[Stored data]
################
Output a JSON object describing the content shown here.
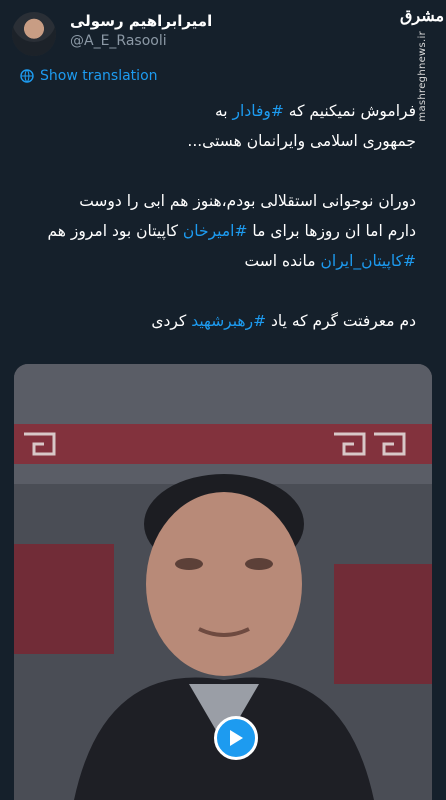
{
  "author": {
    "display_name": "امیرابراهیم رسولی",
    "handle": "@A_E_Rasooli"
  },
  "brand": {
    "logo_text": "مشرق",
    "url": "mashreghnews.ir"
  },
  "translate": {
    "label": "Show translation",
    "icon": "globe-icon"
  },
  "tweet": {
    "line1_pre": "فراموش نمیکنیم که ",
    "line1_tag": "#وفادار",
    "line1_post": " به",
    "line2": "جمهوری اسلامی وایرانمان هستی...",
    "line3": "دوران نوجوانی استقلالی بودم،هنوز هم ابی را دوست",
    "line4_pre": "دارم اما ان روزها برای ما ",
    "line4_tag": "#امیرخان",
    "line4_post": " کاپیتان بود امروز هم",
    "line5_tag": "#کاپیتان_ایران",
    "line5_post": " مانده است",
    "line6_pre": "دم معرفتت گرم که یاد ",
    "line6_tag": "#رهبرشهید",
    "line6_post": " کردی"
  },
  "media": {
    "type": "video",
    "play_icon": "play-icon"
  },
  "colors": {
    "background": "#15202b",
    "accent": "#1d9bf0",
    "muted": "#8b98a5"
  }
}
################
**Aim**
All of the entries need to be transcribed word for word; pictures are left out.

**Exercise response**
Output a JSON object describing the content shown here.
{
  "author": {
    "display_name": "امیرابراهیم رسولی",
    "handle": "@A_E_Rasooli"
  },
  "brand": {
    "logo_text": "مشرق",
    "url": "mashreghnews.ir"
  },
  "translate": {
    "label": "Show translation",
    "icon": "globe-icon"
  },
  "tweet": {
    "line1_pre": "فراموش نمیکنیم که ",
    "line1_tag": "#وفادار",
    "line1_post": " به",
    "line2": "جمهوری اسلامی وایرانمان هستی...",
    "line3": "دوران نوجوانی استقلالی بودم،هنوز هم ابی را دوست",
    "line4_pre": "دارم اما ان روزها برای ما ",
    "line4_tag": "#امیرخان",
    "line4_post": " کاپیتان بود امروز هم",
    "line5_tag": "#کاپیتان_ایران",
    "line5_post": " مانده است",
    "line6_pre": "دم معرفتت گرم که یاد ",
    "line6_tag": "#رهبرشهید",
    "line6_post": " کردی"
  },
  "media": {
    "type": "video",
    "play_icon": "play-icon"
  },
  "colors": {
    "background": "#15202b",
    "accent": "#1d9bf0",
    "muted": "#8b98a5"
  }
}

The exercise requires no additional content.